### Provided data
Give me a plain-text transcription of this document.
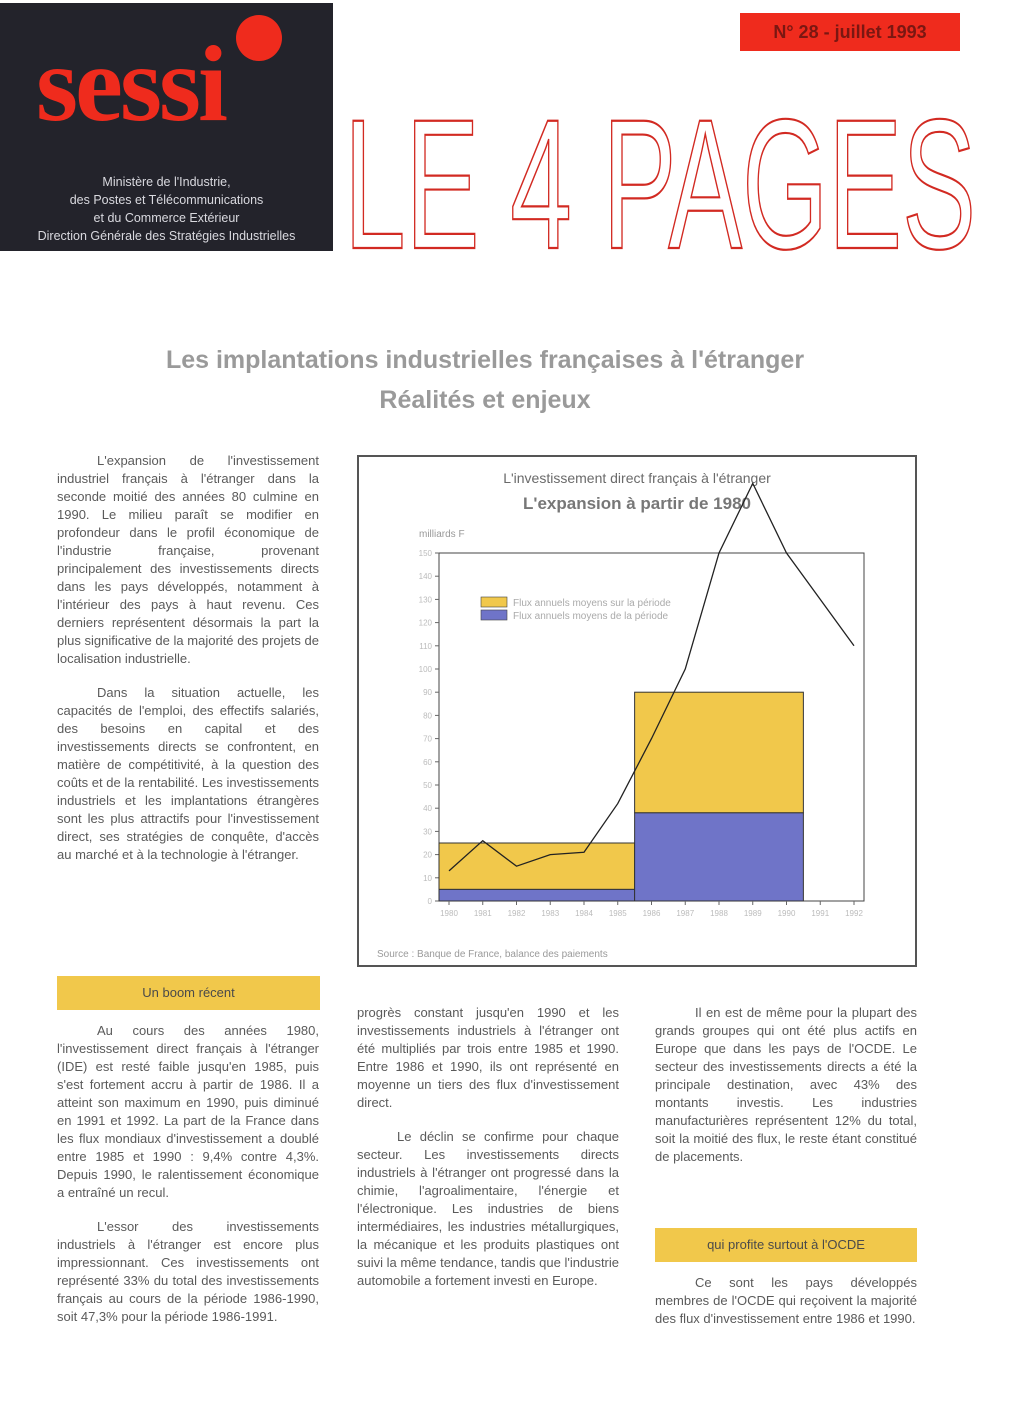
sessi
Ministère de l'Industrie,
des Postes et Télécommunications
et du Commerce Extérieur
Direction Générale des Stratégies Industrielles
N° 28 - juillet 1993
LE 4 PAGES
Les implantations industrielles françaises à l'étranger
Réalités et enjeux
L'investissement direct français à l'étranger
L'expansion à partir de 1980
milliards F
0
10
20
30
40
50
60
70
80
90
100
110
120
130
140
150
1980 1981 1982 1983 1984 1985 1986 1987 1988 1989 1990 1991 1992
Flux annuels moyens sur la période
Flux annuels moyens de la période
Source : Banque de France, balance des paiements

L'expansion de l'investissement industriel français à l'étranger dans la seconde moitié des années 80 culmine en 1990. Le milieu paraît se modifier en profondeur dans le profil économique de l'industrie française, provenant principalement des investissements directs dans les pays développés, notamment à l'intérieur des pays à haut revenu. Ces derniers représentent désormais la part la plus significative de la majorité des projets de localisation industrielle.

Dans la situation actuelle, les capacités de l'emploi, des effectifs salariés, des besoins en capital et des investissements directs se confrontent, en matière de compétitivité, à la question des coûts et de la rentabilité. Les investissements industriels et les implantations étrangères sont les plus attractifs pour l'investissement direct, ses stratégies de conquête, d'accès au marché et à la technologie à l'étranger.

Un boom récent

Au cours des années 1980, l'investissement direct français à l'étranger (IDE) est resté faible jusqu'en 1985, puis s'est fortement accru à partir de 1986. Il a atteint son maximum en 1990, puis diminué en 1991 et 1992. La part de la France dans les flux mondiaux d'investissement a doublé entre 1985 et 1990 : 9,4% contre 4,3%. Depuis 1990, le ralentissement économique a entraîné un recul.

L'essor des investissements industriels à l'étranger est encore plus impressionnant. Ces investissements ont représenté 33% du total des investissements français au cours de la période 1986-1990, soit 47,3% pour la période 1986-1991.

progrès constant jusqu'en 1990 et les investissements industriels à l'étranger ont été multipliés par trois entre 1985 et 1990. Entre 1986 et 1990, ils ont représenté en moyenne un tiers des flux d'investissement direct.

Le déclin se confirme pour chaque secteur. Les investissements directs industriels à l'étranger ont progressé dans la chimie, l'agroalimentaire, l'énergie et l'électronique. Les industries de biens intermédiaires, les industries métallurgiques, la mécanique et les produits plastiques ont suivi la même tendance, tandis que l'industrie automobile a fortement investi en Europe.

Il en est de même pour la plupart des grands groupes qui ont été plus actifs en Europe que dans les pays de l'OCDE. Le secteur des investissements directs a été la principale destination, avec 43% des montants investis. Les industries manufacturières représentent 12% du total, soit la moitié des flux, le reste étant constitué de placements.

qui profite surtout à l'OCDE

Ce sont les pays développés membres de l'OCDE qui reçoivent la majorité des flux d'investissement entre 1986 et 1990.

### Task requirements
Show every line of the listing in which the string "moyens" can be found.

### Response to this exercise
Flux annuels moyens sur la période
Flux annuels moyens de la période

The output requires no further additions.